WHAT IS EXPECTED: Please transcribe the records precisely; pictures stay out of your copy.
---*---
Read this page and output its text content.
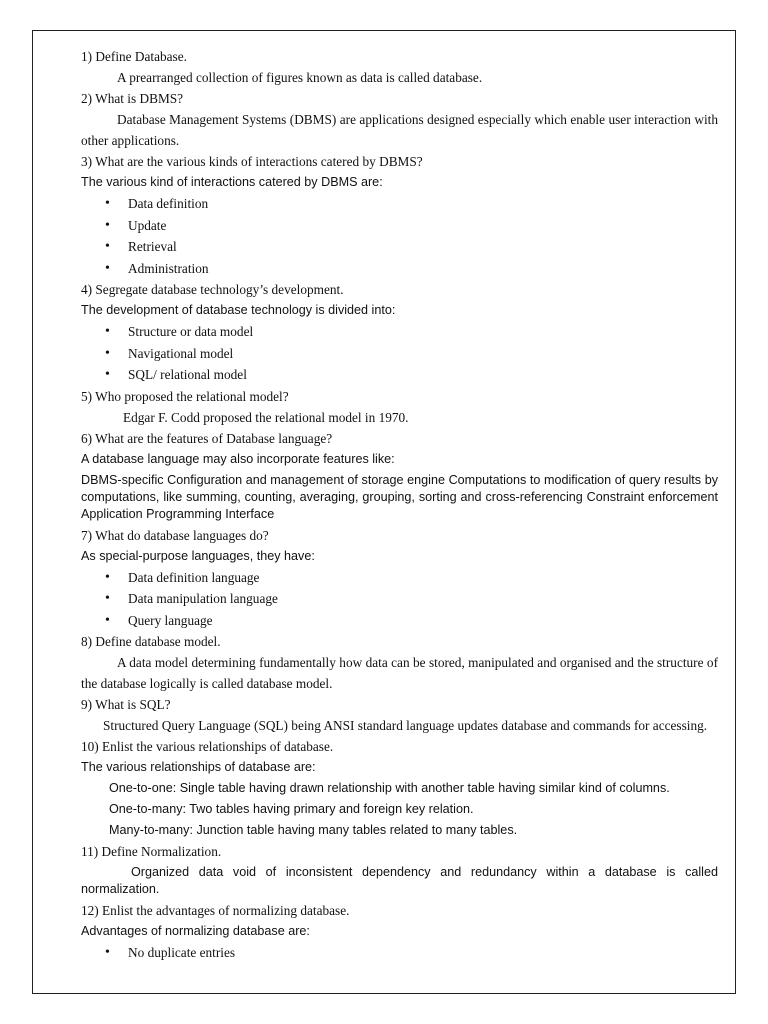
1) Define Database.
A prearranged collection of figures known as data is called database.
2) What is DBMS?
Database Management Systems (DBMS) are applications designed especially which enable user interaction with other applications.
3) What are the various kinds of interactions catered by DBMS?
The various kind of interactions catered by DBMS are:
• Data definition
• Update
• Retrieval
• Administration
4) Segregate database technology’s development.
The development of database technology is divided into:
• Structure or data model
• Navigational model
• SQL/ relational model
5) Who proposed the relational model?
Edgar F. Codd proposed the relational model in 1970.
6) What are the features of Database language?
A database language may also incorporate features like:
DBMS-specific Configuration and management of storage engine Computations to modification of query results by computations, like summing, counting, averaging, grouping, sorting and cross-referencing Constraint enforcement Application Programming Interface
7) What do database languages do?
As special-purpose languages, they have:
• Data definition language
• Data manipulation language
• Query language
8) Define database model.
A data model determining fundamentally how data can be stored, manipulated and organised and the structure of the database logically is called database model.
9) What is SQL?
Structured Query Language (SQL) being ANSI standard language updates database and commands for accessing.
10) Enlist the various relationships of database.
The various relationships of database are:
One-to-one: Single table having drawn relationship with another table having similar kind of columns.
One-to-many: Two tables having primary and foreign key relation.
Many-to-many: Junction table having many tables related to many tables.
11) Define Normalization.
Organized data void of inconsistent dependency and redundancy within a database is called normalization.
12) Enlist the advantages of normalizing database.
Advantages of normalizing database are:
• No duplicate entries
---*---
TASK RESPONSE:
Read this page and output its text content.
1) Define Database.
A prearranged collection of figures known as data is called database.
2) What is DBMS?
Database Management Systems (DBMS) are applications designed especially which enable user interaction with other applications.
3) What are the various kinds of interactions catered by DBMS?
The various kind of interactions catered by DBMS are:
• Data definition
• Update
• Retrieval
• Administration
4) Segregate database technology’s development.
The development of database technology is divided into:
• Structure or data model
• Navigational model
• SQL/ relational model
5) Who proposed the relational model?
Edgar F. Codd proposed the relational model in 1970.
6) What are the features of Database language?
A database language may also incorporate features like:
DBMS-specific Configuration and management of storage engine Computations to modification of query results by computations, like summing, counting, averaging, grouping, sorting and cross-referencing Constraint enforcement Application Programming Interface
7) What do database languages do?
As special-purpose languages, they have:
• Data definition language
• Data manipulation language
• Query language
8) Define database model.
A data model determining fundamentally how data can be stored, manipulated and organised and the structure of the database logically is called database model.
9) What is SQL?
Structured Query Language (SQL) being ANSI standard language updates database and commands for accessing.
10) Enlist the various relationships of database.
The various relationships of database are:
One-to-one: Single table having drawn relationship with another table having similar kind of columns.
One-to-many: Two tables having primary and foreign key relation.
Many-to-many: Junction table having many tables related to many tables.
11) Define Normalization.
Organized data void of inconsistent dependency and redundancy within a database is called normalization.
12) Enlist the advantages of normalizing database.
Advantages of normalizing database are:
• No duplicate entries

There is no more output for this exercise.